Single out the lines of the material that contain "annotation" and copy them.

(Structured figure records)
__________

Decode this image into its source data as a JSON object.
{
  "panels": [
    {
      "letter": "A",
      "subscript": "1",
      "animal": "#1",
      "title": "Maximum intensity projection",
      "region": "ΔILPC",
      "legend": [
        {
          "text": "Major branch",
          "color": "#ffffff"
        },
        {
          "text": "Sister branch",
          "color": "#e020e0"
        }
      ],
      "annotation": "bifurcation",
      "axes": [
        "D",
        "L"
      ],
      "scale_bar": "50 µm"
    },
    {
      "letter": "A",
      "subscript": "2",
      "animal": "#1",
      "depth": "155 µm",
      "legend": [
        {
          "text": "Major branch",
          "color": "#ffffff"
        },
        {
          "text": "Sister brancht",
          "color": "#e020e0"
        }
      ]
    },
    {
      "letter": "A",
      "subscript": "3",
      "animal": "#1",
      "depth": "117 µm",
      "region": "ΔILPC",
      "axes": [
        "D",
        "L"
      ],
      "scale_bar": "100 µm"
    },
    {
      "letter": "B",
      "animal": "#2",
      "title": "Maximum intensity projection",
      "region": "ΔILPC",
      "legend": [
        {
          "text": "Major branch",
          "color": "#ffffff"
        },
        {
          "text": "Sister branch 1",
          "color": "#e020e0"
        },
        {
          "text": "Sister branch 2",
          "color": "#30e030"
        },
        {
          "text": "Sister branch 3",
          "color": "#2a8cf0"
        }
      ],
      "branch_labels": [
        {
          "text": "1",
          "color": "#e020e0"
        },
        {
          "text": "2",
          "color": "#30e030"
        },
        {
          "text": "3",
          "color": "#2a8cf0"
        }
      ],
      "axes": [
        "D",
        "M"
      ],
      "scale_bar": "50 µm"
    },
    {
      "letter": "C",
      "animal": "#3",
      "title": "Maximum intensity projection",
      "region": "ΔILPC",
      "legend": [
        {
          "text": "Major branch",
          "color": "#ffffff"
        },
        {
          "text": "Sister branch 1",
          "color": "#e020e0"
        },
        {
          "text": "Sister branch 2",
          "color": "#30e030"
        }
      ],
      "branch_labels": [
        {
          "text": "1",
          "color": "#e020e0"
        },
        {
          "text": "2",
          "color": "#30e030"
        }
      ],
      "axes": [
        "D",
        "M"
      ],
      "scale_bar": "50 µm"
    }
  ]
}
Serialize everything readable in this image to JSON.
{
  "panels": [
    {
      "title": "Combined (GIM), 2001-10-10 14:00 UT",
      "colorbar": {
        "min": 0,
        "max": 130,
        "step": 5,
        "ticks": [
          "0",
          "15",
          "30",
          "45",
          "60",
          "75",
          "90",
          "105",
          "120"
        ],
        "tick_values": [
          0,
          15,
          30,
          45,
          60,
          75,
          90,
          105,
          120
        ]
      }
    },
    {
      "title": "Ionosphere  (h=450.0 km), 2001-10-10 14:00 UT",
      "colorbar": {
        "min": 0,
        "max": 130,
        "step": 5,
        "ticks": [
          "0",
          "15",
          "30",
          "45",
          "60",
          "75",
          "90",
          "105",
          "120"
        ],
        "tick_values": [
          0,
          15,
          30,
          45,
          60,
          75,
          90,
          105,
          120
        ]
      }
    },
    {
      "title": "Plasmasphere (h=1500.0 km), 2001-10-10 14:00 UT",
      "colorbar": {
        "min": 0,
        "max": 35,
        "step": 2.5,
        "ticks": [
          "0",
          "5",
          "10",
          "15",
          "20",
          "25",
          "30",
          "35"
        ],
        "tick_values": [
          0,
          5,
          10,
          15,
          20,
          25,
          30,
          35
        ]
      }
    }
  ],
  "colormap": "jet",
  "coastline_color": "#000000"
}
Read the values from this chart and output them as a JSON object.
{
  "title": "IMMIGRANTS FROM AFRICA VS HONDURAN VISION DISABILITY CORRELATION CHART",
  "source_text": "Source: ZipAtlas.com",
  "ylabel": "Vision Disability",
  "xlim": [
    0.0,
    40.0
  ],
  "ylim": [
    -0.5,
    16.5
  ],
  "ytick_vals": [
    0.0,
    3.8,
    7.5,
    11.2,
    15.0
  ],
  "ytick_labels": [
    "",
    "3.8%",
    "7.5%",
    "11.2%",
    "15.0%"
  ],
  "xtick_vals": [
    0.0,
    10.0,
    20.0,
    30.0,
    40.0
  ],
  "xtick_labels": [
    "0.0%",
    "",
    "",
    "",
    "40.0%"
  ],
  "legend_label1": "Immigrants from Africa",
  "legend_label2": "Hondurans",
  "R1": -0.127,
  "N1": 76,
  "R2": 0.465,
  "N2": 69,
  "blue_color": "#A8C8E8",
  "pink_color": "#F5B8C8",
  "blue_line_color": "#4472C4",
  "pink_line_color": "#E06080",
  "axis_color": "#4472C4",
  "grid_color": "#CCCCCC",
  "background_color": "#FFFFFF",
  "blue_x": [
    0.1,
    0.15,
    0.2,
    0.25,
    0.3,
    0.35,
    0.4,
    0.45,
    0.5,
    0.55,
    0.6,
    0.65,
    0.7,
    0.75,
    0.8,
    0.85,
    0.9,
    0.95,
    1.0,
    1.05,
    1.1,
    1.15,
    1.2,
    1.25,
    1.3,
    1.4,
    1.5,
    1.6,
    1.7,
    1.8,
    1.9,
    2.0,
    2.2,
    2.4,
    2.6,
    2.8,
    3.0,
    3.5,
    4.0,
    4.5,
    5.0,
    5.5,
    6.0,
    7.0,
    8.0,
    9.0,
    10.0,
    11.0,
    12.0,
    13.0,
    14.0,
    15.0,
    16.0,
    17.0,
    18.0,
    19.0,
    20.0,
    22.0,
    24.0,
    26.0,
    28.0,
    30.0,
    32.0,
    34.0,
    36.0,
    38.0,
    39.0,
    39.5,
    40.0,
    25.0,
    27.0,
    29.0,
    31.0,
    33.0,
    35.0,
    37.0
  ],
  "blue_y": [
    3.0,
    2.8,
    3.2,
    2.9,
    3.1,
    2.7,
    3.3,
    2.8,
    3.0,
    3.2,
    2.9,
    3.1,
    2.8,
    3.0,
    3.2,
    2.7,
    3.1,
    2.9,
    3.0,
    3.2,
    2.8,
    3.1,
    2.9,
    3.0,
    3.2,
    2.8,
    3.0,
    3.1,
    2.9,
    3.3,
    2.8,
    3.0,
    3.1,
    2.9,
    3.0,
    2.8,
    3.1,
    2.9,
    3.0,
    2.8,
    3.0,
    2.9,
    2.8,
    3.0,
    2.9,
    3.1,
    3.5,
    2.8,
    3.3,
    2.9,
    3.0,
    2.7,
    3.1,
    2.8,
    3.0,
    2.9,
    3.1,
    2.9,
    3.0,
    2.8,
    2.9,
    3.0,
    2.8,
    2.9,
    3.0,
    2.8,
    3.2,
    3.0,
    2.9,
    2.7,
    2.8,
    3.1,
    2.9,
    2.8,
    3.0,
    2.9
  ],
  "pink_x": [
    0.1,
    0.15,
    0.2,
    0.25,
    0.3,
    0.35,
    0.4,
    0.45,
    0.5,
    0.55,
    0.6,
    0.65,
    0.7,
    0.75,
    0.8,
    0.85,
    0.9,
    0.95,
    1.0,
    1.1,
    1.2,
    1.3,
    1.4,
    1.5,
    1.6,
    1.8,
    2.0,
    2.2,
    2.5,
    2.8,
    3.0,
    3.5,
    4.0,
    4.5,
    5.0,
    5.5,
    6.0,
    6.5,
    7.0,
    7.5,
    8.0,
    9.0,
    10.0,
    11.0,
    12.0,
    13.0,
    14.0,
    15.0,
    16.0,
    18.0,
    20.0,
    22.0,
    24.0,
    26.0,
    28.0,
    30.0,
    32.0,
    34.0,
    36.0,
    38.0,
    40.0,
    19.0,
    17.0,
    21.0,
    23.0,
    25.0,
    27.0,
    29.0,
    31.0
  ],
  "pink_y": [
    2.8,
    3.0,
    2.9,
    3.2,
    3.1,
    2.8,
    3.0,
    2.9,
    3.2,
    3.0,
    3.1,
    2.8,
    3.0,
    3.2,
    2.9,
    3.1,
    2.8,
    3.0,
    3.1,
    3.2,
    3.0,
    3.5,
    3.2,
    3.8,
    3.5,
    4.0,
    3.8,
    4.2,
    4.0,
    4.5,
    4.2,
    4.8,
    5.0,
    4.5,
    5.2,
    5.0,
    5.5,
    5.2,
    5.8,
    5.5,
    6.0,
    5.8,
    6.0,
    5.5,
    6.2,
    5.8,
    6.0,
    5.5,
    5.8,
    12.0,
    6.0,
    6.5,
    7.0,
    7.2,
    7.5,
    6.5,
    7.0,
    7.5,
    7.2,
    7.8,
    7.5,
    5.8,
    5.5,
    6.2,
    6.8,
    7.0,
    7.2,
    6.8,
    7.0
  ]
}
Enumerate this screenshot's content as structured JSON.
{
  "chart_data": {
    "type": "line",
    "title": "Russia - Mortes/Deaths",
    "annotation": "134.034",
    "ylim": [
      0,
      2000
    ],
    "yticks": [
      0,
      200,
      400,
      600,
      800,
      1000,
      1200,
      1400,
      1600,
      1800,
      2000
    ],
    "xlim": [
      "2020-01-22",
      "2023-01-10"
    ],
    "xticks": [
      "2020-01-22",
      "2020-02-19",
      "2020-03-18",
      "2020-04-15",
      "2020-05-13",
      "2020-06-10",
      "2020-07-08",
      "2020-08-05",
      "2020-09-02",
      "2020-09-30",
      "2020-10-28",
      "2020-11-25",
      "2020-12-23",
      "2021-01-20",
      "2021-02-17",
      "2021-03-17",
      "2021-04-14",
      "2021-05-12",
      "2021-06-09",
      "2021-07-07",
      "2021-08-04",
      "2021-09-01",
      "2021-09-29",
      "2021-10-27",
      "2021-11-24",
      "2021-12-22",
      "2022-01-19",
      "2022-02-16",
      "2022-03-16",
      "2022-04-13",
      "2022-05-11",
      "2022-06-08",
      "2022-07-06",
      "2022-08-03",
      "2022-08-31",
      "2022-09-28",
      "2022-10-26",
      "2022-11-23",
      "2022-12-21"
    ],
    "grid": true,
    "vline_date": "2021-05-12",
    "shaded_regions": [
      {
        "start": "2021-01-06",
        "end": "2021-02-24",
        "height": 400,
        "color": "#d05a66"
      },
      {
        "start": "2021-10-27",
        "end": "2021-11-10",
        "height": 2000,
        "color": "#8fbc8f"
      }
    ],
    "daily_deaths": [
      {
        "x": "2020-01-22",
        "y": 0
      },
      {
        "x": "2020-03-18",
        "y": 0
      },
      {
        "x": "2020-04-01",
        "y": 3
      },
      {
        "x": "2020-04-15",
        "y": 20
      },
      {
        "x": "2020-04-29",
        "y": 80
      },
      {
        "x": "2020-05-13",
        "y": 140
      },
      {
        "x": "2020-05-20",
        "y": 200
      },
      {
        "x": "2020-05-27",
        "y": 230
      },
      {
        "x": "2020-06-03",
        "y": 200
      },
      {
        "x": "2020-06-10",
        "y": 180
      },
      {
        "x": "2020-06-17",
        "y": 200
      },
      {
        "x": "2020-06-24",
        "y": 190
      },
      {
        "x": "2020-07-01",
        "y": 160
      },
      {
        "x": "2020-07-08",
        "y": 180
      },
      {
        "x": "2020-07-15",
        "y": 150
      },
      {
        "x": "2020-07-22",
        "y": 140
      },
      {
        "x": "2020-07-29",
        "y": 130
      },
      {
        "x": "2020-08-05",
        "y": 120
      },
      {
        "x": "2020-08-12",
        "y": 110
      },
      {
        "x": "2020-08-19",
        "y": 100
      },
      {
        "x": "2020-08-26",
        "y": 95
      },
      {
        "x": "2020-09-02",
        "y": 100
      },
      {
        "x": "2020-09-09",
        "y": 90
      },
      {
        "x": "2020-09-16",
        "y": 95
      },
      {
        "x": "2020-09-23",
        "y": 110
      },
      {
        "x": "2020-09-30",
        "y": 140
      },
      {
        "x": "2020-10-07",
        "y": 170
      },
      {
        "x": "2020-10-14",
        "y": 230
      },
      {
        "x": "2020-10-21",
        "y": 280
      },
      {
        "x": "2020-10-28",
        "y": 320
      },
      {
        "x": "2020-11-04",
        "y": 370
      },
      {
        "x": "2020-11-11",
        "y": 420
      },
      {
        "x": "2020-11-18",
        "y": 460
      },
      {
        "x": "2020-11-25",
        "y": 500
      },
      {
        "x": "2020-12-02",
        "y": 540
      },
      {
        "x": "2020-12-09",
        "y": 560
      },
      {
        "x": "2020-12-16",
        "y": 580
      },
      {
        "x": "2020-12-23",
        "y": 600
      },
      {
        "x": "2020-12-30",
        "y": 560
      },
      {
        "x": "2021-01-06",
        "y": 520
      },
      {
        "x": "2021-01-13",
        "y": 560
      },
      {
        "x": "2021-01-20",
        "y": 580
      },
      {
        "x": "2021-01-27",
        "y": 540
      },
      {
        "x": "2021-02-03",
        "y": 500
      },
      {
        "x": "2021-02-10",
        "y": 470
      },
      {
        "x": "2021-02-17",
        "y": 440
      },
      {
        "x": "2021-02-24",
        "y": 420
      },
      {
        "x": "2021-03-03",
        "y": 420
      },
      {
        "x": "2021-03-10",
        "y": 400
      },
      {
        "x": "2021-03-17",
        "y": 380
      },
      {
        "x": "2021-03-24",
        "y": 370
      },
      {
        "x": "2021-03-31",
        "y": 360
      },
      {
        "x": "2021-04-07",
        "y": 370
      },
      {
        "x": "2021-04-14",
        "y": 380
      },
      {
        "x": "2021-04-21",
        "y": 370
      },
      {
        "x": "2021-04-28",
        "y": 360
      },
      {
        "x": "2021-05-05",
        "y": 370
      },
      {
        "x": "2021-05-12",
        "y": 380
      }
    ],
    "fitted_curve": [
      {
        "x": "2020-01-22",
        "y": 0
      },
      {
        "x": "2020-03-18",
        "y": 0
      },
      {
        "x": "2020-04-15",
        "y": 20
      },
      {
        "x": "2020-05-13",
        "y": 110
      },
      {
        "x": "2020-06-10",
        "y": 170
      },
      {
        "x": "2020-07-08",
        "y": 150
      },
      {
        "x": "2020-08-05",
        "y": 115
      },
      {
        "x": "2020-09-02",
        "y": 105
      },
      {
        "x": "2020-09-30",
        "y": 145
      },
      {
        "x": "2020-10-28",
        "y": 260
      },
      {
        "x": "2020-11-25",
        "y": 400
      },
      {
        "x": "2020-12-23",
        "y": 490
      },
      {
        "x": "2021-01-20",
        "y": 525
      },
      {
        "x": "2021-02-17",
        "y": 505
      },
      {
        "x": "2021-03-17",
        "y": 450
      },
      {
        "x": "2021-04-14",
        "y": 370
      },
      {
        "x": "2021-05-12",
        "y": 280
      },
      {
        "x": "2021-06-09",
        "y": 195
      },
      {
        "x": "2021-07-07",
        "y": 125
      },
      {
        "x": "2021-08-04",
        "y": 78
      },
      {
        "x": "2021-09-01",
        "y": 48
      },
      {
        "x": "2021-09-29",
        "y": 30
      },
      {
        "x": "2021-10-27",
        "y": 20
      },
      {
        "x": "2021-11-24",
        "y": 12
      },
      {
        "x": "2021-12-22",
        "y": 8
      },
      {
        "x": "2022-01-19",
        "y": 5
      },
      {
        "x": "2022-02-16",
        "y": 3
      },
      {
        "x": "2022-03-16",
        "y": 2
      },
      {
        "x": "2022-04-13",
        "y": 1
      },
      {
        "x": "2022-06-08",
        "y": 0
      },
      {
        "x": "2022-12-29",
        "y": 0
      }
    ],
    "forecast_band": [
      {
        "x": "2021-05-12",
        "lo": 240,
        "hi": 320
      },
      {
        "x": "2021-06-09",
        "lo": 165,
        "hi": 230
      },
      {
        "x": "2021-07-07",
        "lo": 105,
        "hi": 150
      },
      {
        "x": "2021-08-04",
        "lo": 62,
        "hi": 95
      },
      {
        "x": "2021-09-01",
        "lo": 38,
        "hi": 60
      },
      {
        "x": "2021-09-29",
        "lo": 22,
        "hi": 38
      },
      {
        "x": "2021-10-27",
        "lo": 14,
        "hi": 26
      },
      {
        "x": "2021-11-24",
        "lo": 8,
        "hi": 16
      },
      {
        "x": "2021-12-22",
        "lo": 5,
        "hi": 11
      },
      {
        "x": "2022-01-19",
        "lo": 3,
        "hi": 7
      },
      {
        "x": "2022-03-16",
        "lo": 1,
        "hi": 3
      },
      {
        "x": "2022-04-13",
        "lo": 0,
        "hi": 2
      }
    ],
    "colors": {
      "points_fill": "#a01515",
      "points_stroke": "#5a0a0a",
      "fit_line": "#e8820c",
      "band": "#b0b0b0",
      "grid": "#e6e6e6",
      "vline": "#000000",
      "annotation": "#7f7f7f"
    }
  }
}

__________

• [ANSWER TO THE TASK]:
      "annotation": "bifurcation",
    "annotation": "134.034",
      "annotation": "#7f7f7f"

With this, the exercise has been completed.